### Working data
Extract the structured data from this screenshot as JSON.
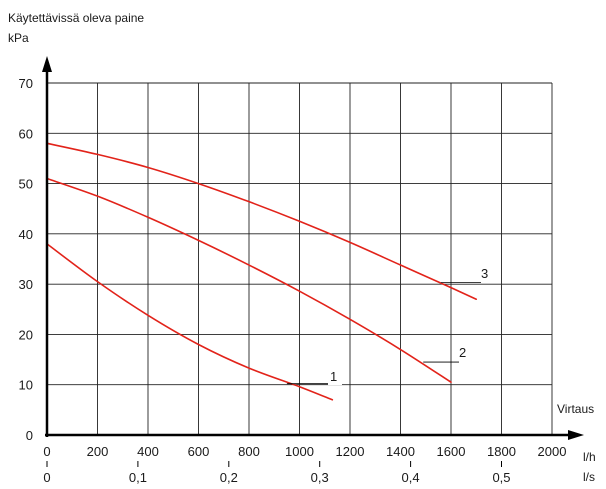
{
  "chart_data": {
    "type": "line",
    "title": "",
    "ylabel": "Käytettävissä oleva paine",
    "yunit": "kPa",
    "xlabel": "Virtaus",
    "xunit": "l/h",
    "x2unit": "l/s",
    "xlim": [
      0,
      2000
    ],
    "ylim": [
      0,
      70
    ],
    "xticks": [
      "0",
      "200",
      "400",
      "600",
      "800",
      "1000",
      "1200",
      "1400",
      "1600",
      "1800",
      "2000"
    ],
    "yticks": [
      "0",
      "10",
      "20",
      "30",
      "40",
      "50",
      "60",
      "70"
    ],
    "x2ticks": [
      {
        "value": 0,
        "label": "0"
      },
      {
        "value": 0.1,
        "label": "0,1"
      },
      {
        "value": 0.2,
        "label": "0,2"
      },
      {
        "value": 0.3,
        "label": "0,3"
      },
      {
        "value": 0.4,
        "label": "0,4"
      },
      {
        "value": 0.5,
        "label": "0,5"
      }
    ],
    "grid": true,
    "color": "#e2231a",
    "series": [
      {
        "name": "1",
        "x": [
          0,
          200,
          400,
          600,
          800,
          1000,
          1130
        ],
        "y": [
          38,
          30.5,
          23.8,
          18,
          13.3,
          9.6,
          7
        ]
      },
      {
        "name": "2",
        "x": [
          0,
          200,
          400,
          600,
          800,
          1000,
          1200,
          1400,
          1600
        ],
        "y": [
          51,
          47.5,
          43.3,
          38.7,
          33.8,
          28.6,
          23,
          17,
          10.5
        ]
      },
      {
        "name": "3",
        "x": [
          0,
          200,
          400,
          600,
          800,
          1000,
          1200,
          1400,
          1600,
          1700
        ],
        "y": [
          58,
          55.8,
          53.2,
          50,
          46.4,
          42.5,
          38.3,
          33.8,
          29.3,
          27
        ]
      }
    ]
  }
}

### Work to complete
Scan the material above. Copy each line that holds the word "value".

### Written answer
        "value": 0,
        "value": 0.1,
        "value": 0.2,
        "value": 0.3,
        "value": 0.4,
        "value": 0.5,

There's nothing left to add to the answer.